Given request ▸ Looking at the listing, state how many of its lines contain the string "abrogeant". Write only the number.

★ ★ ★ ★ ★

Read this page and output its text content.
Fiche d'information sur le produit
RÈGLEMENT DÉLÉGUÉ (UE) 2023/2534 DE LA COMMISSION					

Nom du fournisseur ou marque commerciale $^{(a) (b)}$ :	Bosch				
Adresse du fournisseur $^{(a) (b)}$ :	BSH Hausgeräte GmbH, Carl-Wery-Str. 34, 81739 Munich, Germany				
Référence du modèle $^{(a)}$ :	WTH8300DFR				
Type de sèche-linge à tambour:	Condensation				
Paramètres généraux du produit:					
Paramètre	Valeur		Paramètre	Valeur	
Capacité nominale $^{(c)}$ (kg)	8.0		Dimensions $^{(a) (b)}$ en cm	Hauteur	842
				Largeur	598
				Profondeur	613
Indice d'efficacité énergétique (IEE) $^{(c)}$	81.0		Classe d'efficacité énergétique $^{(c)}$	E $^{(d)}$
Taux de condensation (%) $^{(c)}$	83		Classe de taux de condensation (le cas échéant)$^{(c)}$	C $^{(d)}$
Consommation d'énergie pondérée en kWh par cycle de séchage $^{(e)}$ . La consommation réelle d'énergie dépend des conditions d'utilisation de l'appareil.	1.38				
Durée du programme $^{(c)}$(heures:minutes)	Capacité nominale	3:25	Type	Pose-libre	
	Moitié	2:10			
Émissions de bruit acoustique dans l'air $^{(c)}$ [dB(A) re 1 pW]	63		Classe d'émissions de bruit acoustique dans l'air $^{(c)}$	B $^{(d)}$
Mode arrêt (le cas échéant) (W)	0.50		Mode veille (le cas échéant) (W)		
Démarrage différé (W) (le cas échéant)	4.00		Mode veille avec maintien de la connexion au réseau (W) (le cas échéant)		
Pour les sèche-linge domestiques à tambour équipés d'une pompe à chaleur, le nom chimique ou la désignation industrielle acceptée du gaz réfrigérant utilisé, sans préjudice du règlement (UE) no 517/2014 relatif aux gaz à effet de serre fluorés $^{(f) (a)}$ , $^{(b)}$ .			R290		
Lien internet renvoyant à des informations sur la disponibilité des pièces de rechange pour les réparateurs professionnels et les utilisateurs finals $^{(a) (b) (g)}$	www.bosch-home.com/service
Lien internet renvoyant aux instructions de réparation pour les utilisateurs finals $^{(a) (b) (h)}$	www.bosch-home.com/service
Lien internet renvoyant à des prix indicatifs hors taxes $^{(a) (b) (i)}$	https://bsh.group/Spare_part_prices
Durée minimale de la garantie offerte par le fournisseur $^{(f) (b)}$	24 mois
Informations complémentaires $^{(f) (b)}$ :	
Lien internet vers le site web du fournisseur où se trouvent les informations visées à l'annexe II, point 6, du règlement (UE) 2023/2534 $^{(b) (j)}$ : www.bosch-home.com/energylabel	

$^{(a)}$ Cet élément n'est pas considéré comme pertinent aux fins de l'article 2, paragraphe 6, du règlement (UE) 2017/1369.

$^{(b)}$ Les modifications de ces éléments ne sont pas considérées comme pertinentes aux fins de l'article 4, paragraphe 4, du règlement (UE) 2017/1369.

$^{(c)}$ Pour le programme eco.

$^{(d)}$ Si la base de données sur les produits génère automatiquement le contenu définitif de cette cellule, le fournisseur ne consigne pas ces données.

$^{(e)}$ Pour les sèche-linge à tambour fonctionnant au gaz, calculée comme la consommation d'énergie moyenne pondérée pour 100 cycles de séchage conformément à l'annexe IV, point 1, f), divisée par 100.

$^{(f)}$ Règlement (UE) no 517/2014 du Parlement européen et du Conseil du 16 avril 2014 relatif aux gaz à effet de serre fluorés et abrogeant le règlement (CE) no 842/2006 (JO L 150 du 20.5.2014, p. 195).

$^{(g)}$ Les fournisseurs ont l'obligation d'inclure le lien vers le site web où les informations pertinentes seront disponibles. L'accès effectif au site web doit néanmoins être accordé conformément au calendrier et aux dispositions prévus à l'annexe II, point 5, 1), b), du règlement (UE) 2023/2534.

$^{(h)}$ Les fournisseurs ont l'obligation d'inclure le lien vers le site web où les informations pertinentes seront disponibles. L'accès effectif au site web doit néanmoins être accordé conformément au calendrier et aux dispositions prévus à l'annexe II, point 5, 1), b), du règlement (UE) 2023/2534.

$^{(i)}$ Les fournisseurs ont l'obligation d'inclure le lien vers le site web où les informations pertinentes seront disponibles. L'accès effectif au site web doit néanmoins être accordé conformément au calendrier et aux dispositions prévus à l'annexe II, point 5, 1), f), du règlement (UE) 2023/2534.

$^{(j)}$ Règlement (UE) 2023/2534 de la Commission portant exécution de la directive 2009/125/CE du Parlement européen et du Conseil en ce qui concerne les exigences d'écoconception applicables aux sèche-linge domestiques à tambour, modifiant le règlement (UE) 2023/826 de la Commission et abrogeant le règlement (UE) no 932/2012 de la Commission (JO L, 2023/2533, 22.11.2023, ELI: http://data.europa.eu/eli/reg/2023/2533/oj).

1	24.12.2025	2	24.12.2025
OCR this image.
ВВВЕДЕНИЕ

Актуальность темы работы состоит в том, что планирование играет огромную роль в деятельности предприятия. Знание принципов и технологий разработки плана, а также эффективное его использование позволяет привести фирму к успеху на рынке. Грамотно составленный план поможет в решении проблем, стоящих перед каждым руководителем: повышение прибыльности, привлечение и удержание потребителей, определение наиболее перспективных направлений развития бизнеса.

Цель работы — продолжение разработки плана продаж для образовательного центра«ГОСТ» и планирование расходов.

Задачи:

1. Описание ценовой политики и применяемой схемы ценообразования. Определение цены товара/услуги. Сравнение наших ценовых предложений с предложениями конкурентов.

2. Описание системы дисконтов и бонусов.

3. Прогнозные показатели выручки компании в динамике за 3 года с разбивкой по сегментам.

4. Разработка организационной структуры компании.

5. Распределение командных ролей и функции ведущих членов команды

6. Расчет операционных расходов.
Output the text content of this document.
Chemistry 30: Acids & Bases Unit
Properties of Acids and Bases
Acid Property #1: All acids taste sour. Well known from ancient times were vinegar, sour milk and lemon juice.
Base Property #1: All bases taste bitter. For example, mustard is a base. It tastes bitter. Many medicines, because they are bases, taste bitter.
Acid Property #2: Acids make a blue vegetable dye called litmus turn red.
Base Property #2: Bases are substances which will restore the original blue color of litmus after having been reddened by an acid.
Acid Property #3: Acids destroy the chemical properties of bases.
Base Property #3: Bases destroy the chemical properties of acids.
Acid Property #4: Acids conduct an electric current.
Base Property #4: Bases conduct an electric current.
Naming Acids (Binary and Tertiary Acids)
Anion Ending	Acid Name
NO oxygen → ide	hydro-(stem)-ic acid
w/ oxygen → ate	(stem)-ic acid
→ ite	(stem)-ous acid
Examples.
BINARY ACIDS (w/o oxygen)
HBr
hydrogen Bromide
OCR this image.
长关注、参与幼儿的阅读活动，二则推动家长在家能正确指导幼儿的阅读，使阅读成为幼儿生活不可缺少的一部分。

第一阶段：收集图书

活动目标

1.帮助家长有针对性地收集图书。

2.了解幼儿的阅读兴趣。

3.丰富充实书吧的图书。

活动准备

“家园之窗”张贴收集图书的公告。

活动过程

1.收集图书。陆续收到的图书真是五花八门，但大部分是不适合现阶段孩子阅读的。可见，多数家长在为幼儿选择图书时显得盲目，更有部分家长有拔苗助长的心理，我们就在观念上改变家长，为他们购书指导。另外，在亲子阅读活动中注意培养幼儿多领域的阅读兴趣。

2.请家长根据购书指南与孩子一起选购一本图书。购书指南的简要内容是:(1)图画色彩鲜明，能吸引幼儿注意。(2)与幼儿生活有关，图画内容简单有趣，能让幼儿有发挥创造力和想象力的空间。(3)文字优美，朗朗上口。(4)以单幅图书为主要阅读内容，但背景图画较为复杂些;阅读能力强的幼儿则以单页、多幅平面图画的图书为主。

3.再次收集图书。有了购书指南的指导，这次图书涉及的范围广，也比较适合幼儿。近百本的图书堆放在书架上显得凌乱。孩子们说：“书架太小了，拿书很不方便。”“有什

★ ★ ★ ★ ★

Task answer ▸ 2